◆ Task ◆
Output the records. Match them exactly.

◆ Extracted entries ◆
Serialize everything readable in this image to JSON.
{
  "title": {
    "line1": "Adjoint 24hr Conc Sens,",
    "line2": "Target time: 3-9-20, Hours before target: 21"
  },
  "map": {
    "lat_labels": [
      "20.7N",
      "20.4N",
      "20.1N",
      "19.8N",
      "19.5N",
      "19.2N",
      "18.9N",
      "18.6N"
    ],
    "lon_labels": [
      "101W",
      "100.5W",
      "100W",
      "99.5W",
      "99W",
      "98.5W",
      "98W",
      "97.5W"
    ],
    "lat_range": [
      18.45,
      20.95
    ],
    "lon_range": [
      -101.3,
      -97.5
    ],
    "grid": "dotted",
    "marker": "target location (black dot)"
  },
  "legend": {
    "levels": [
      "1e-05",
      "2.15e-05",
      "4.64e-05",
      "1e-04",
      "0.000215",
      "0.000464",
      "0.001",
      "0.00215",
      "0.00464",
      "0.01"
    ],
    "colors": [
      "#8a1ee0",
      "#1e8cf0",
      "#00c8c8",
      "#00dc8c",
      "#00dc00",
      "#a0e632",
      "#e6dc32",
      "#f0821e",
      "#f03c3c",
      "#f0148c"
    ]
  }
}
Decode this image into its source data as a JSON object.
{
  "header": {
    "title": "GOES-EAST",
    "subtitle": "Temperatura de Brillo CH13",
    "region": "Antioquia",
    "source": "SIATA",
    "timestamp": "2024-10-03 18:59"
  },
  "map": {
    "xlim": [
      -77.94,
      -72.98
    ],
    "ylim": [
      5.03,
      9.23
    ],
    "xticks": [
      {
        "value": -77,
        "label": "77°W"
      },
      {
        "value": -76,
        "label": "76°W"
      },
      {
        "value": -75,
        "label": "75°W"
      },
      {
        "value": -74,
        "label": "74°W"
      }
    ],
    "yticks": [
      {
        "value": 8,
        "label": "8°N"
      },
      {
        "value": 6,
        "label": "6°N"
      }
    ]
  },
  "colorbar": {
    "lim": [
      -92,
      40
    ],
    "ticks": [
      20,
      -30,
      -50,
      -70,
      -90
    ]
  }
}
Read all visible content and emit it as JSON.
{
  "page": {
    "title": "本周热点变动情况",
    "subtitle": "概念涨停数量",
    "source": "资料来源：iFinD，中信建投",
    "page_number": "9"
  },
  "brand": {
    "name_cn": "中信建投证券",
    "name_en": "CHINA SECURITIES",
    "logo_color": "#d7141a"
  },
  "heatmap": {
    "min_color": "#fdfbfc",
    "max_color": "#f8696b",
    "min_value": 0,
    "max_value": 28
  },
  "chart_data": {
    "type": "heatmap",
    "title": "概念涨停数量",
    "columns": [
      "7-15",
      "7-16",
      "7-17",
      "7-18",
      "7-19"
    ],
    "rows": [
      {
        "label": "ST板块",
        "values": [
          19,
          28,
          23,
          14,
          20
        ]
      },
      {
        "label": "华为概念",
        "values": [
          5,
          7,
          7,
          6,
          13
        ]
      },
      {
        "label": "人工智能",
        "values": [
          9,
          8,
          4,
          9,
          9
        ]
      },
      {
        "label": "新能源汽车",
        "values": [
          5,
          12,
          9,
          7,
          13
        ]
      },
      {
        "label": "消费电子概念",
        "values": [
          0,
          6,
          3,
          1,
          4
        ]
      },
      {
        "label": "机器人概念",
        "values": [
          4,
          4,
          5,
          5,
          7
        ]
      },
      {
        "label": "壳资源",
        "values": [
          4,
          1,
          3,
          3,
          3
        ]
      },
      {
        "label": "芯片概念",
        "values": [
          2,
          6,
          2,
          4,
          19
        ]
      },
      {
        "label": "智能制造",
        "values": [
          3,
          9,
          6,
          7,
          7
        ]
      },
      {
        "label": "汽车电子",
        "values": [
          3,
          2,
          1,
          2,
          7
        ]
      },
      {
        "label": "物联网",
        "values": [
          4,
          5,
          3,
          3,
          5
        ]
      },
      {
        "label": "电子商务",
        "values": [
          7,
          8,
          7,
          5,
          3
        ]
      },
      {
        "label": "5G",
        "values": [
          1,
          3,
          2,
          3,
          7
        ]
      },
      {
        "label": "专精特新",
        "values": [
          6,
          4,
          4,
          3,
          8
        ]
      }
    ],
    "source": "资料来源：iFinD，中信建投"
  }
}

◆ Task output ◆
Serialize everything readable in this image to JSON.
{
  "title": {
    "line1": "Adjoint 24hr Conc Sens,",
    "line2": "Target time: 3-9-20, Hours before target: 21"
  },
  "map": {
    "lat_labels": [
      "20.7N",
      "20.4N",
      "20.1N",
      "19.8N",
      "19.5N",
      "19.2N",
      "18.9N",
      "18.6N"
    ],
    "lon_labels": [
      "101W",
      "100.5W",
      "100W",
      "99.5W",
      "99W",
      "98.5W",
      "98W",
      "97.5W"
    ],
    "lat_range": [
      18.45,
      20.95
    ],
    "lon_range": [
      -101.3,
      -97.5
    ],
    "grid": "dotted",
    "marker": "target location (black dot)"
  },
  "legend": {
    "levels": [
      "1e-05",
      "2.15e-05",
      "4.64e-05",
      "1e-04",
      "0.000215",
      "0.000464",
      "0.001",
      "0.00215",
      "0.00464",
      "0.01"
    ],
    "colors": [
      "#8a1ee0",
      "#1e8cf0",
      "#00c8c8",
      "#00dc8c",
      "#00dc00",
      "#a0e632",
      "#e6dc32",
      "#f0821e",
      "#f03c3c",
      "#f0148c"
    ]
  }
}
Decode this image into its source data as a JSON object.
{
  "header": {
    "title": "GOES-EAST",
    "subtitle": "Temperatura de Brillo CH13",
    "region": "Antioquia",
    "source": "SIATA",
    "timestamp": "2024-10-03 18:59"
  },
  "map": {
    "xlim": [
      -77.94,
      -72.98
    ],
    "ylim": [
      5.03,
      9.23
    ],
    "xticks": [
      {
        "value": -77,
        "label": "77°W"
      },
      {
        "value": -76,
        "label": "76°W"
      },
      {
        "value": -75,
        "label": "75°W"
      },
      {
        "value": -74,
        "label": "74°W"
      }
    ],
    "yticks": [
      {
        "value": 8,
        "label": "8°N"
      },
      {
        "value": 6,
        "label": "6°N"
      }
    ]
  },
  "colorbar": {
    "lim": [
      -92,
      40
    ],
    "ticks": [
      20,
      -30,
      -50,
      -70,
      -90
    ]
  }
}
Read all visible content and emit it as JSON.
{
  "page": {
    "title": "本周热点变动情况",
    "subtitle": "概念涨停数量",
    "source": "资料来源：iFinD，中信建投",
    "page_number": "9"
  },
  "brand": {
    "name_cn": "中信建投证券",
    "name_en": "CHINA SECURITIES",
    "logo_color": "#d7141a"
  },
  "heatmap": {
    "min_color": "#fdfbfc",
    "max_color": "#f8696b",
    "min_value": 0,
    "max_value": 28
  },
  "chart_data": {
    "type": "heatmap",
    "title": "概念涨停数量",
    "columns": [
      "7-15",
      "7-16",
      "7-17",
      "7-18",
      "7-19"
    ],
    "rows": [
      {
        "label": "ST板块",
        "values": [
          19,
          28,
          23,
          14,
          20
        ]
      },
      {
        "label": "华为概念",
        "values": [
          5,
          7,
          7,
          6,
          13
        ]
      },
      {
        "label": "人工智能",
        "values": [
          9,
          8,
          4,
          9,
          9
        ]
      },
      {
        "label": "新能源汽车",
        "values": [
          5,
          12,
          9,
          7,
          13
        ]
      },
      {
        "label": "消费电子概念",
        "values": [
          0,
          6,
          3,
          1,
          4
        ]
      },
      {
        "label": "机器人概念",
        "values": [
          4,
          4,
          5,
          5,
          7
        ]
      },
      {
        "label": "壳资源",
        "values": [
          4,
          1,
          3,
          3,
          3
        ]
      },
      {
        "label": "芯片概念",
        "values": [
          2,
          6,
          2,
          4,
          19
        ]
      },
      {
        "label": "智能制造",
        "values": [
          3,
          9,
          6,
          7,
          7
        ]
      },
      {
        "label": "汽车电子",
        "values": [
          3,
          2,
          1,
          2,
          7
        ]
      },
      {
        "label": "物联网",
        "values": [
          4,
          5,
          3,
          3,
          5
        ]
      },
      {
        "label": "电子商务",
        "values": [
          7,
          8,
          7,
          5,
          3
        ]
      },
      {
        "label": "5G",
        "values": [
          1,
          3,
          2,
          3,
          7
        ]
      },
      {
        "label": "专精特新",
        "values": [
          6,
          4,
          4,
          3,
          8
        ]
      }
    ],
    "source": "资料来源：iFinD，中信建投"
  }
}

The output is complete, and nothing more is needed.